■ What the task asks
The records below must be duplicated exactly, character for character.

[Records from a collection]
-------

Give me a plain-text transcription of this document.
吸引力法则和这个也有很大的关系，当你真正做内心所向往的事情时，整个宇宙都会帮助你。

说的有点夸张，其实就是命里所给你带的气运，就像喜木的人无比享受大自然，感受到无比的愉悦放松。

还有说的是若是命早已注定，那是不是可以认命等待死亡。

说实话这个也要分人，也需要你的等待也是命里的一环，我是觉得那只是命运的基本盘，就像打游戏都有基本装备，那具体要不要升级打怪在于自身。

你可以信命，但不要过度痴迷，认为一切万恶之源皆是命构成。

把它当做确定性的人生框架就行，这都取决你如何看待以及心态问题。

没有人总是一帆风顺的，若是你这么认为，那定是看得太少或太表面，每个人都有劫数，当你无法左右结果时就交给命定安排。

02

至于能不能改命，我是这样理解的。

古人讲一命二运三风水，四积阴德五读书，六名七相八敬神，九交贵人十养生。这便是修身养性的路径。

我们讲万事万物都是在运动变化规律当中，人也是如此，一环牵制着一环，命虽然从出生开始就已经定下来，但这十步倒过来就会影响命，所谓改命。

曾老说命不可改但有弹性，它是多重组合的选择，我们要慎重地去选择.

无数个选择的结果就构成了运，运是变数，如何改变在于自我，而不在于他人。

-------

■ Solved problem
Give me a plain-text transcription of this document.
吸引力法则和这个也有很大的关系，当你真正做内心所向往的事情时，整个宇宙都会帮助你。

说的有点夸张，其实就是命里所给你带的气运，就像喜木的人无比享受大自然，感受到无比的愉悦放松。

还有说的是若是命早已注定，那是不是可以认命等待死亡。

说实话这个也要分人，也需要你的等待也是命里的一环，我是觉得那只是命运的基本盘，就像打游戏都有基本装备，那具体要不要升级打怪在于自身。

你可以信命，但不要过度痴迷，认为一切万恶之源皆是命构成。

把它当做确定性的人生框架就行，这都取决你如何看待以及心态问题。

没有人总是一帆风顺的，若是你这么认为，那定是看得太少或太表面，每个人都有劫数，当你无法左右结果时就交给命定安排。

02

至于能不能改命，我是这样理解的。

古人讲一命二运三风水，四积阴德五读书，六名七相八敬神，九交贵人十养生。这便是修身养性的路径。

我们讲万事万物都是在运动变化规律当中，人也是如此，一环牵制着一环，命虽然从出生开始就已经定下来，但这十步倒过来就会影响命，所谓改命。

曾老说命不可改但有弹性，它是多重组合的选择，我们要慎重地去选择.

无数个选择的结果就构成了运，运是变数，如何改变在于自我，而不在于他人。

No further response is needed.